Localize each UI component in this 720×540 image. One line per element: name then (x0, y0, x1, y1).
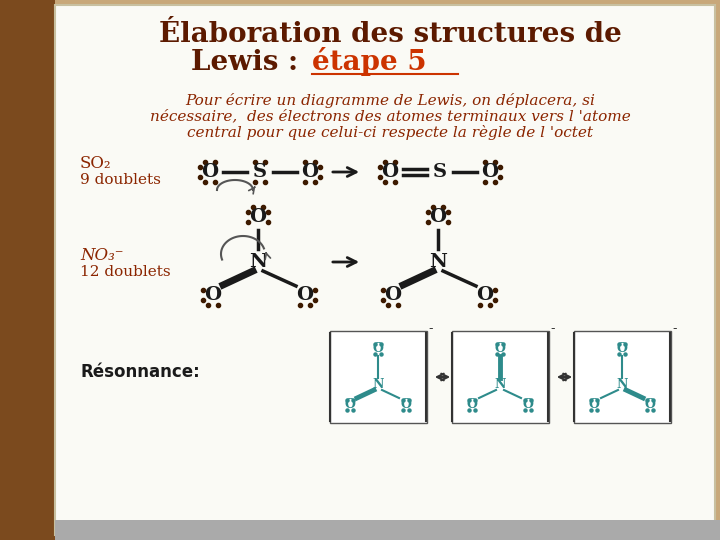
Text: O: O (400, 399, 411, 411)
Text: N: N (429, 253, 447, 271)
Text: O: O (372, 342, 384, 355)
Text: central pour que celui-ci respecte la règle de l 'octet: central pour que celui-ci respecte la rè… (187, 125, 593, 139)
Text: -: - (551, 322, 555, 335)
FancyBboxPatch shape (55, 5, 715, 535)
Text: O: O (204, 286, 222, 304)
Text: Lewis :: Lewis : (192, 49, 308, 76)
Text: -: - (672, 322, 678, 335)
Text: Pour écrire un diagramme de Lewis, on déplacera, si: Pour écrire un diagramme de Lewis, on dé… (185, 92, 595, 107)
Text: NO₃⁻: NO₃⁻ (80, 246, 124, 264)
Text: SO₂: SO₂ (80, 156, 112, 172)
Text: N: N (495, 379, 505, 392)
Text: Résonnance:: Résonnance: (80, 363, 199, 381)
Text: O: O (588, 399, 600, 411)
Text: 12 doublets: 12 doublets (80, 265, 171, 279)
Text: O: O (467, 399, 477, 411)
Text: S: S (253, 163, 267, 181)
Text: nécessaire,  des électrons des atomes terminaux vers l 'atome: nécessaire, des électrons des atomes ter… (150, 109, 631, 123)
Text: O: O (644, 399, 655, 411)
Text: O: O (382, 163, 399, 181)
Text: O: O (384, 286, 402, 304)
Text: 9 doublets: 9 doublets (80, 173, 161, 187)
FancyBboxPatch shape (574, 331, 671, 423)
Text: O: O (202, 163, 219, 181)
Text: -: - (428, 322, 433, 335)
Text: O: O (477, 286, 494, 304)
Text: O: O (429, 208, 446, 226)
Text: N: N (616, 379, 628, 392)
Text: O: O (482, 163, 498, 181)
FancyBboxPatch shape (330, 331, 427, 423)
Text: Élaboration des structures de: Élaboration des structures de (158, 22, 621, 49)
Text: O: O (523, 399, 534, 411)
Text: O: O (249, 208, 266, 226)
Text: O: O (297, 286, 314, 304)
Text: S: S (433, 163, 447, 181)
Text: O: O (495, 342, 505, 355)
FancyBboxPatch shape (55, 520, 720, 540)
Text: O: O (302, 163, 318, 181)
Text: O: O (616, 342, 627, 355)
Text: O: O (345, 399, 356, 411)
Text: N: N (249, 253, 267, 271)
Text: N: N (372, 379, 384, 392)
Text: étape 5: étape 5 (312, 48, 427, 77)
FancyBboxPatch shape (0, 0, 55, 540)
FancyBboxPatch shape (452, 331, 549, 423)
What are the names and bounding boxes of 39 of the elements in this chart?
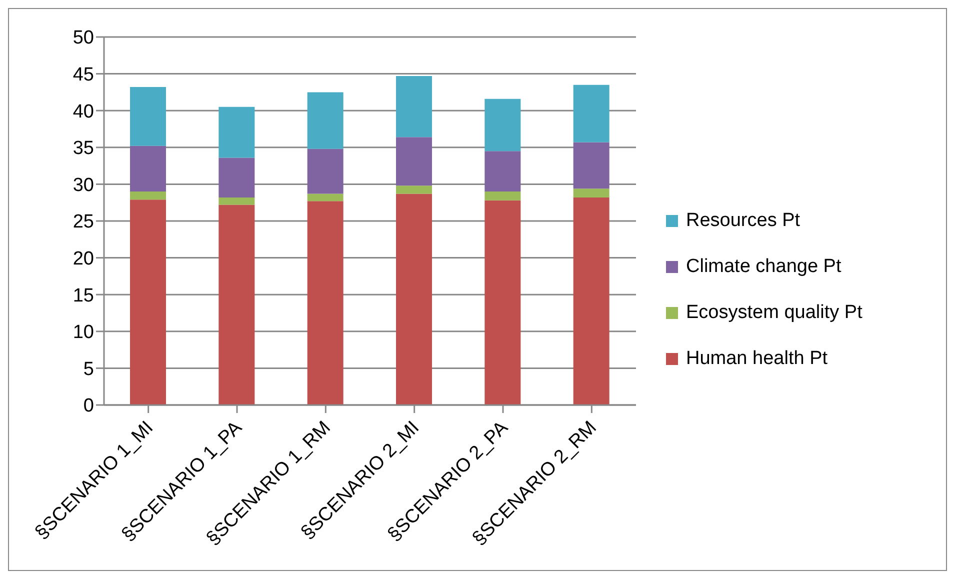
bar	[573, 84, 610, 142]
legend-label: Climate change Pt	[686, 256, 842, 278]
y-tick-label: 35	[72, 138, 94, 160]
y-tick-label: 5	[83, 358, 94, 380]
legend-label: Human health Pt	[686, 348, 828, 370]
bar	[396, 194, 432, 405]
bar	[218, 197, 255, 205]
bar	[130, 146, 166, 192]
legend-label: Ecosystem quality Pt	[686, 302, 862, 324]
bar	[307, 148, 344, 194]
bar	[573, 188, 610, 198]
bar	[396, 186, 432, 194]
bar	[573, 197, 610, 405]
bar	[396, 76, 432, 138]
bar	[573, 142, 610, 189]
y-tick-label: 40	[72, 101, 94, 122]
y-tick-label: 10	[72, 322, 94, 344]
bar	[218, 204, 255, 405]
bar	[307, 92, 344, 149]
legend-label: Resources Pt	[686, 210, 800, 232]
bar	[218, 106, 255, 158]
bar	[307, 201, 344, 405]
bar	[130, 192, 166, 200]
bar	[484, 98, 521, 152]
bar	[484, 192, 521, 200]
y-tick-label: 50	[72, 28, 94, 49]
bar	[396, 137, 432, 186]
bar	[307, 194, 344, 202]
bar	[130, 87, 166, 146]
bar	[484, 200, 521, 405]
y-tick-label: 20	[72, 248, 94, 270]
y-tick-label: 25	[72, 212, 94, 233]
y-tick-label: 30	[72, 174, 94, 196]
bar	[218, 158, 255, 198]
bar	[484, 151, 521, 192]
y-tick-label: 0	[83, 396, 94, 417]
y-tick-label: 45	[72, 64, 94, 86]
bar	[130, 200, 166, 405]
y-tick-label: 15	[72, 285, 94, 306]
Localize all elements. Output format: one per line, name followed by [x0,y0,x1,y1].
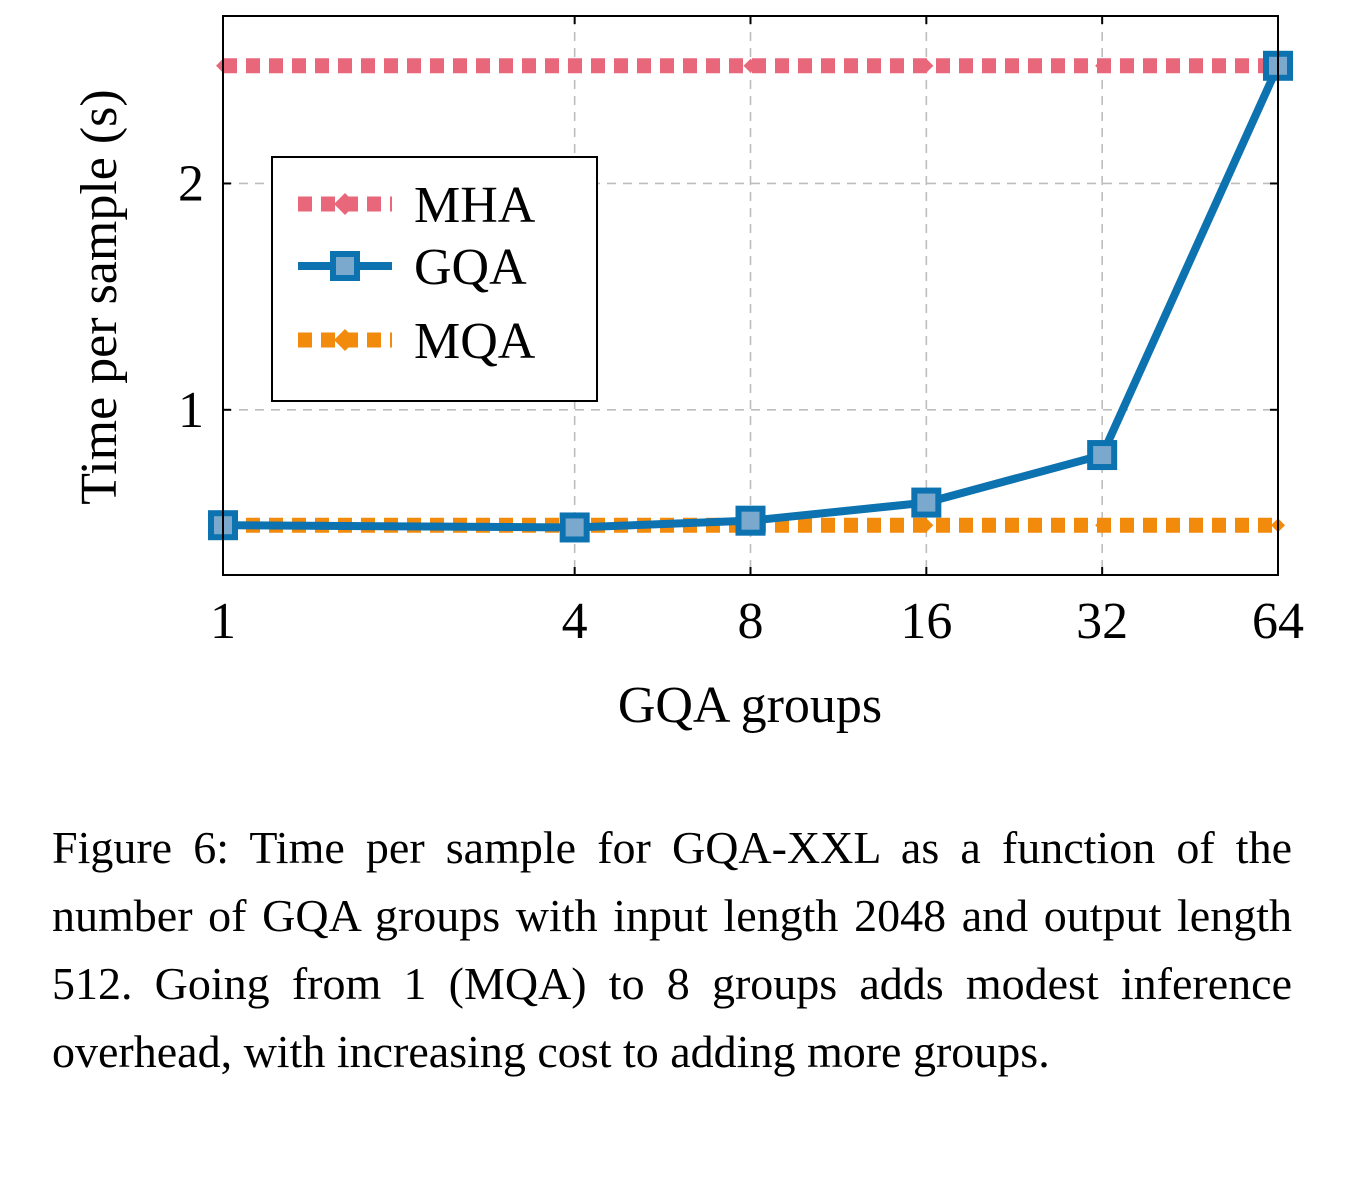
legend-entry-gqa: GQA [298,239,527,296]
mha-point [919,58,934,73]
x-tick-label: 32 [1076,593,1128,650]
gqa-point [1087,440,1118,471]
y-tick-label: 2 [178,155,204,212]
mha-point [567,58,582,73]
legend-marker-mha [334,193,356,215]
gqa-line [222,64,1282,532]
mha-point [1095,58,1110,73]
y-tick-label: 1 [178,382,204,439]
legend-marker-mqa [334,329,356,351]
legend-label-mqa: MQA [414,313,536,370]
x-tick-label: 64 [1252,593,1304,650]
ticks: 1 4 8 16 32 64 1 2 [178,16,1304,650]
legend-label-gqa: GQA [414,239,527,296]
chart: 1 4 8 16 32 64 1 2 GQA groups Time per sample (… [71,15,1304,734]
legend-entry-mqa: MQA [298,313,536,370]
series-mha [216,58,1285,74]
mha-point [743,58,758,73]
mqa-point [1095,518,1110,533]
series-gqa [208,50,1293,543]
legend-entry-mha: MHA [298,177,536,234]
y-axis-label: Time per sample (s) [71,89,128,504]
legend-marker-gqa [330,251,360,281]
gqa-point [559,512,590,543]
gqa-point [735,505,766,536]
mqa-point [919,518,934,533]
legend-label-mha: MHA [414,177,536,234]
gqa-point [911,487,942,518]
x-tick-label: 8 [738,593,764,650]
x-axis-label: GQA groups [618,677,882,734]
x-tick-label: 16 [900,593,952,650]
figure-caption: Figure 6: Time per sample for GQA-XXL as… [52,822,1292,1077]
x-tick-label: 4 [562,593,588,650]
x-tick-label: 1 [210,593,236,650]
series-layer [208,50,1293,543]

______

What you will do:
Please list every line of the records above that contains the word "chart", copying each line in full.

Correct output:
What are the names and bounding boxes of 39 of the elements in this chart?
chart: 1 4 8 16 32 64 1 2 GQA groups Time per sample (… [71,15,1304,734]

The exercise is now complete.